» To be done
Count the lines below that contain the word "kimliğine". Give only the number.
── Material for the task ──
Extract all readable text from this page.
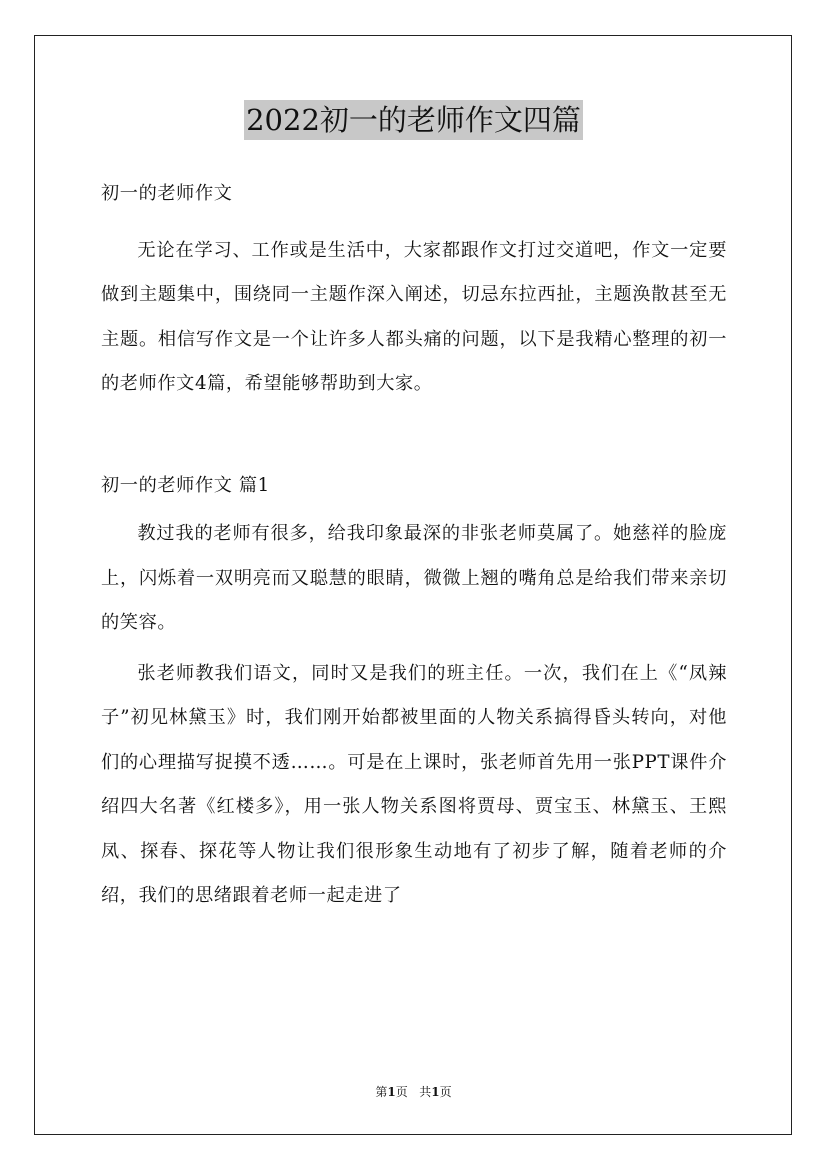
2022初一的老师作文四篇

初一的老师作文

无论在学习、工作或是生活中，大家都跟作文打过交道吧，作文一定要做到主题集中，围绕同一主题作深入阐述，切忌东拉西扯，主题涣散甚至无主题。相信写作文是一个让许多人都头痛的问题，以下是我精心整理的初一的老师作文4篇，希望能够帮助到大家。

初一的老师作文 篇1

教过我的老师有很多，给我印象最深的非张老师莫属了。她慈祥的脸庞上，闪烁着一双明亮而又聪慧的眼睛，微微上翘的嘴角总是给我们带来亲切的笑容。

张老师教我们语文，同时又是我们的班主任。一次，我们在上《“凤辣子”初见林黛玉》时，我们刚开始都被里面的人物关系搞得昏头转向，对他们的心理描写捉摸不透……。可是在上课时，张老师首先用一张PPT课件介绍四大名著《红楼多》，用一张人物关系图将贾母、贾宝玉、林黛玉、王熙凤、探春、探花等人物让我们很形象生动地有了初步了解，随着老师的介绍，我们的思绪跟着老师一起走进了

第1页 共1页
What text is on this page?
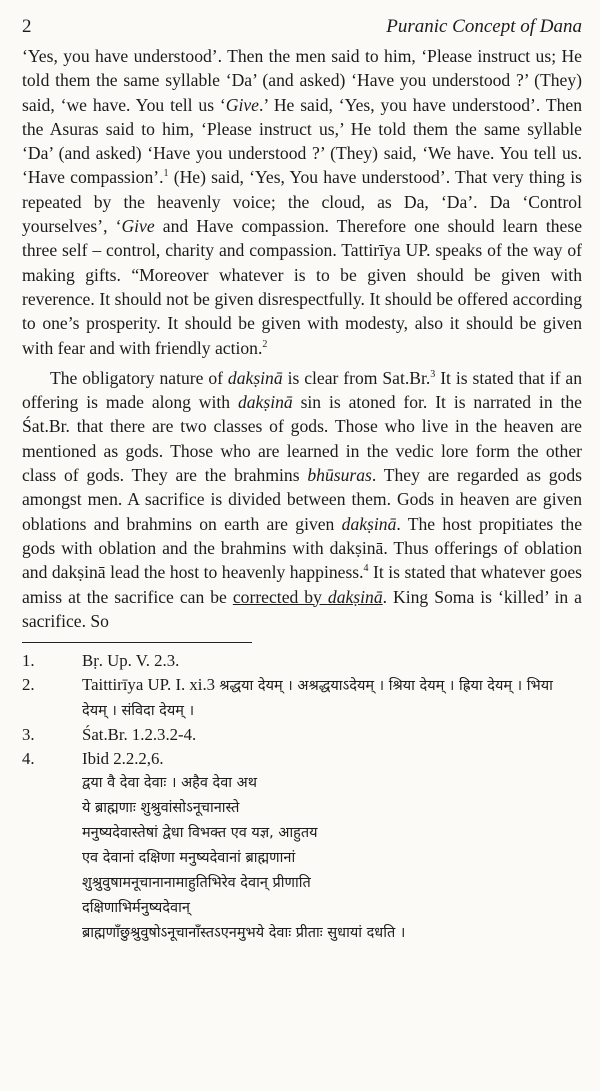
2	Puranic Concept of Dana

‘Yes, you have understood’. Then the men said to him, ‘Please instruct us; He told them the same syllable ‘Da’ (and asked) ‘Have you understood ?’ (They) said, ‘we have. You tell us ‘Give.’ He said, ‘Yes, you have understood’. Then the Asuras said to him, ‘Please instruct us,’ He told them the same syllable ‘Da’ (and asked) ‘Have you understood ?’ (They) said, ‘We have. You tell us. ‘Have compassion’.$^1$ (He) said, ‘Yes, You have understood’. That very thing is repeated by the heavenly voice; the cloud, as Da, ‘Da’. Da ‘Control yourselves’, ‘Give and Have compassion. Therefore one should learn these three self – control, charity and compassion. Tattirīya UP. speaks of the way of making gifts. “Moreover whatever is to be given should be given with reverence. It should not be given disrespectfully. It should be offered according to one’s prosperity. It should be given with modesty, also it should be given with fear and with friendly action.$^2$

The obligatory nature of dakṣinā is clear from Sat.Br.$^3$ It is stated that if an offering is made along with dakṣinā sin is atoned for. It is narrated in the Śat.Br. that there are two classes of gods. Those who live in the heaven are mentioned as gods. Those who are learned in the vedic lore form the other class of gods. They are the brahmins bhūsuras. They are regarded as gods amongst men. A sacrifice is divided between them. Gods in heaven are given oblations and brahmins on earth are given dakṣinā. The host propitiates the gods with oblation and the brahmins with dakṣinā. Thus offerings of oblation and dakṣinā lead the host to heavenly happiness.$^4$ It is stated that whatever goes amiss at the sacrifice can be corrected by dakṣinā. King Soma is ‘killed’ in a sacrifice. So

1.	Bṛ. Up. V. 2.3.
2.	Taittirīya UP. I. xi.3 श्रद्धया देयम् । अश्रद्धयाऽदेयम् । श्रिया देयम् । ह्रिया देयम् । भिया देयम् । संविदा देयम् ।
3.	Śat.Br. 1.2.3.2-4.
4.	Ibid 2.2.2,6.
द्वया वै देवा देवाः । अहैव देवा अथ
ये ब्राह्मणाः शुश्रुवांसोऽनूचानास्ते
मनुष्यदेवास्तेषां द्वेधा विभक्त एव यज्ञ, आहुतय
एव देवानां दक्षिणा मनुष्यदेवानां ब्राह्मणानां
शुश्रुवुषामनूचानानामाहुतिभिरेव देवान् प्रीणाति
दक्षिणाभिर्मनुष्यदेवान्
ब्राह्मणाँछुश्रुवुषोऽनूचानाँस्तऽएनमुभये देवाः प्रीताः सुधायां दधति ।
───
── Material for the task ──
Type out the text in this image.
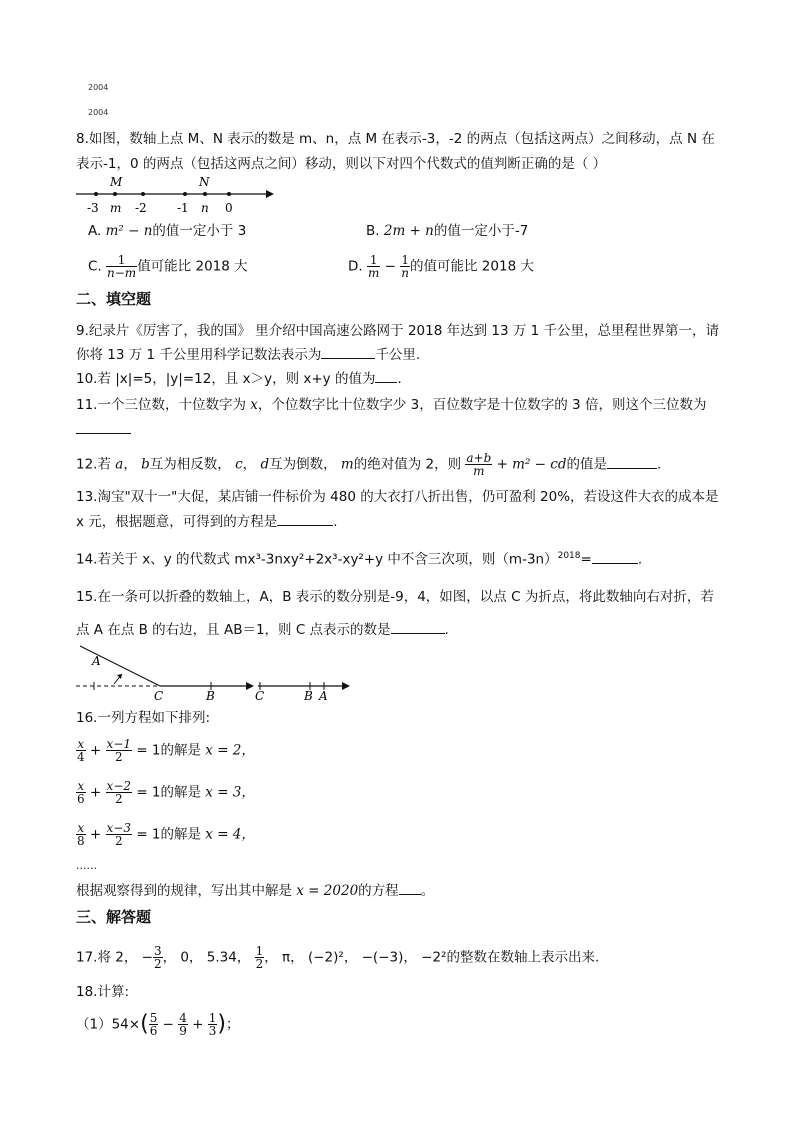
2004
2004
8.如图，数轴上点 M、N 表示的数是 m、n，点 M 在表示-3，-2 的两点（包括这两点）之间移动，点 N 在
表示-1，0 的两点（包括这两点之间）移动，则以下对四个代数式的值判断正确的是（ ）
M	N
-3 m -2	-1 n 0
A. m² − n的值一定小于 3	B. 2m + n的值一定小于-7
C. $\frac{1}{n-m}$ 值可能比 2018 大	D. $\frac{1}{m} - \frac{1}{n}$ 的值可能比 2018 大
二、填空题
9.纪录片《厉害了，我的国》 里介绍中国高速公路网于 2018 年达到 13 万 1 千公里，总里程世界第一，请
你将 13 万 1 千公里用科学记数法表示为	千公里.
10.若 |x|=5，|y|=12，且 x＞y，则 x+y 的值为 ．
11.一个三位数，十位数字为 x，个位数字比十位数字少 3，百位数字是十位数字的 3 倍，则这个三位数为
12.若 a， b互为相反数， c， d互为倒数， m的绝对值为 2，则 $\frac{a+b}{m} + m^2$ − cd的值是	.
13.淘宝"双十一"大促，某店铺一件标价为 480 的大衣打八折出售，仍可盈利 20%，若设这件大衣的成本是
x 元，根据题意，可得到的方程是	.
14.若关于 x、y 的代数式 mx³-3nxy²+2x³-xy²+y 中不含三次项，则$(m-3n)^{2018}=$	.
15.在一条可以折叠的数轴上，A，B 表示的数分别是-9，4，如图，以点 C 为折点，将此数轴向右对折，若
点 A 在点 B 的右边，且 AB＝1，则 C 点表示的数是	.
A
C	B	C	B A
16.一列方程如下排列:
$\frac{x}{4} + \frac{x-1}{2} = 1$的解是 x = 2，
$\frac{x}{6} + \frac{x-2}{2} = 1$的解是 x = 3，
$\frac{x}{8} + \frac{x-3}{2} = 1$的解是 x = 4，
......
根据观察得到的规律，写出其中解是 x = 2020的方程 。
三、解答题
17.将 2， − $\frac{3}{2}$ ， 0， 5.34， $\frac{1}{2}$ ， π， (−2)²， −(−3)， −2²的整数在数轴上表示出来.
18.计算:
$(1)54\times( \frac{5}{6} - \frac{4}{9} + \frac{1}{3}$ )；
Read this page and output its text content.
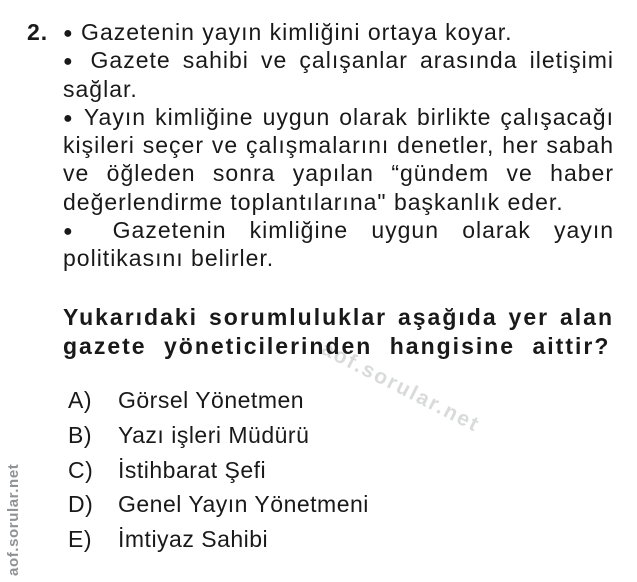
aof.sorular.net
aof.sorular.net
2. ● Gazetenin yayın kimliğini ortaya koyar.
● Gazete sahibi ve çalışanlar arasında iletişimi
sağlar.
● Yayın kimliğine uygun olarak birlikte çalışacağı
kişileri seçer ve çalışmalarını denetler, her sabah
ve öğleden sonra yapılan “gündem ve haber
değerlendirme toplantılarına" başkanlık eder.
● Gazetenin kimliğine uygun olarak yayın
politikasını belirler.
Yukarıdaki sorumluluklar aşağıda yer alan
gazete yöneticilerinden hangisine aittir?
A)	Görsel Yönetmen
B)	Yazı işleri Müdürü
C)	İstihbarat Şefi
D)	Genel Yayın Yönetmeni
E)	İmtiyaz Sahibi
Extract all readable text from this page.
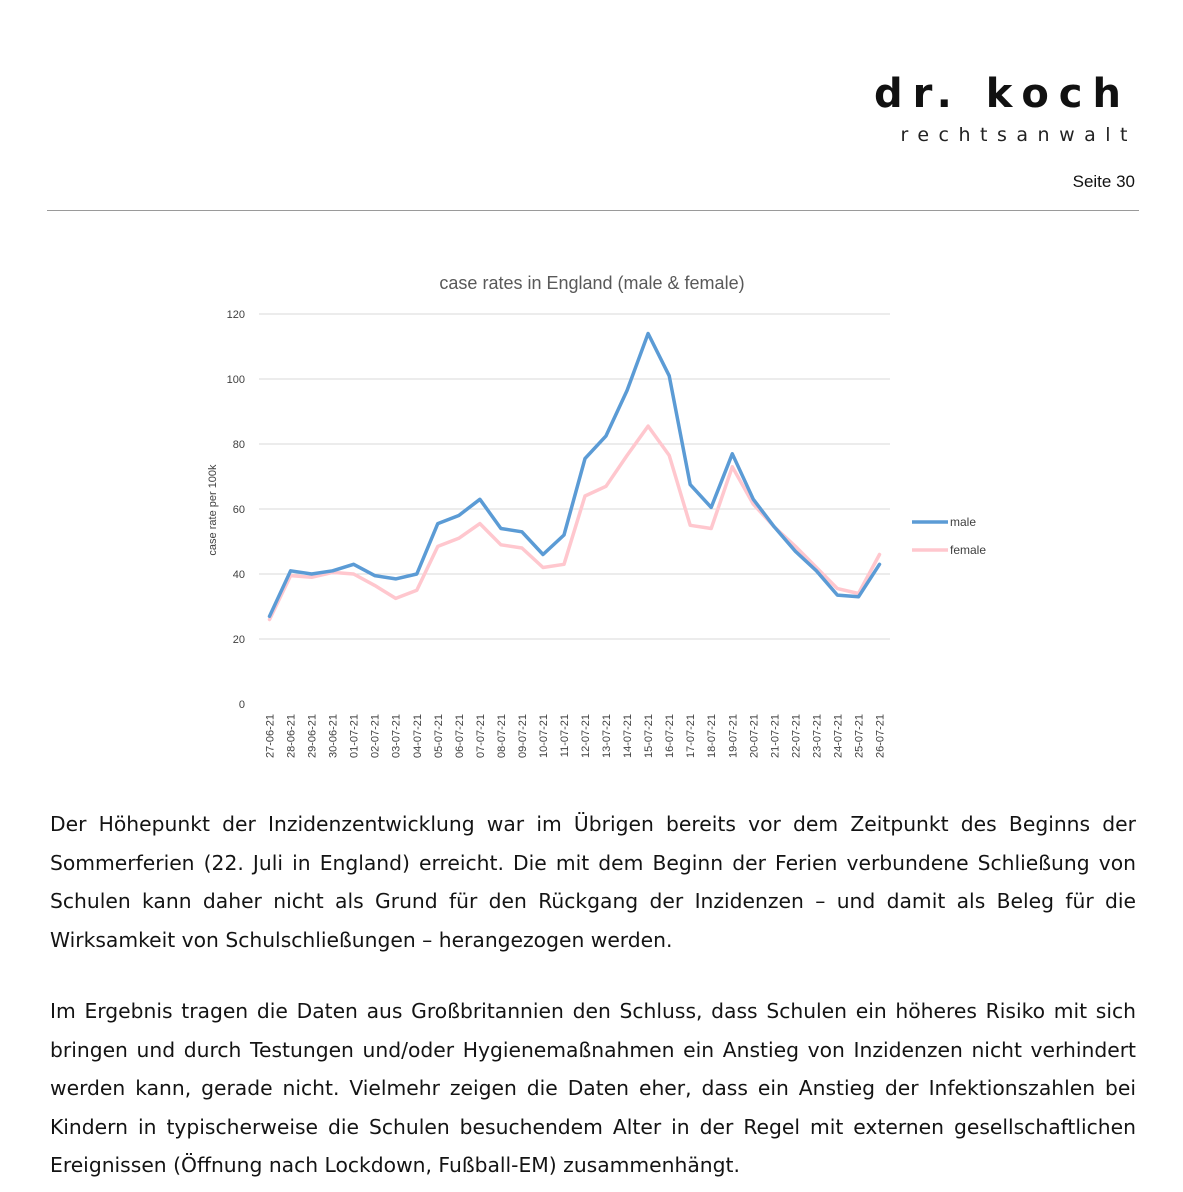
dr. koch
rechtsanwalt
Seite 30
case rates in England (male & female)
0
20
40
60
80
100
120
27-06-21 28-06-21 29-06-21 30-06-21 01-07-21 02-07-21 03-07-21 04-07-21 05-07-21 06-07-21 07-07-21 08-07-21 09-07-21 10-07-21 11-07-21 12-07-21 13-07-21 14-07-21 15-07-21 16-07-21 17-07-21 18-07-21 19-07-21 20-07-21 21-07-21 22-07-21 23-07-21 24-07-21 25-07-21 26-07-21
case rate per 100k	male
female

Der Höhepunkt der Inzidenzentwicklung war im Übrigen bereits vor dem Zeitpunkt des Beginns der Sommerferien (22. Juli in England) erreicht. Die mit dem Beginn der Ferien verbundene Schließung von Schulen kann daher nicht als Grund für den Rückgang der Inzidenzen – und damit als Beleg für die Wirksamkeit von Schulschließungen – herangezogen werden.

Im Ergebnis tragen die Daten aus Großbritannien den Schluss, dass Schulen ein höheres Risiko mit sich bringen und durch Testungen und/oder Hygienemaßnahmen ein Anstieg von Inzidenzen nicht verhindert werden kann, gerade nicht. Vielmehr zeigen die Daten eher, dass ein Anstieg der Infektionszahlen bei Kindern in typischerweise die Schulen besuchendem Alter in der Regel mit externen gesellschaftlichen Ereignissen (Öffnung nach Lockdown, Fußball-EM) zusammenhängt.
───
» Solution
2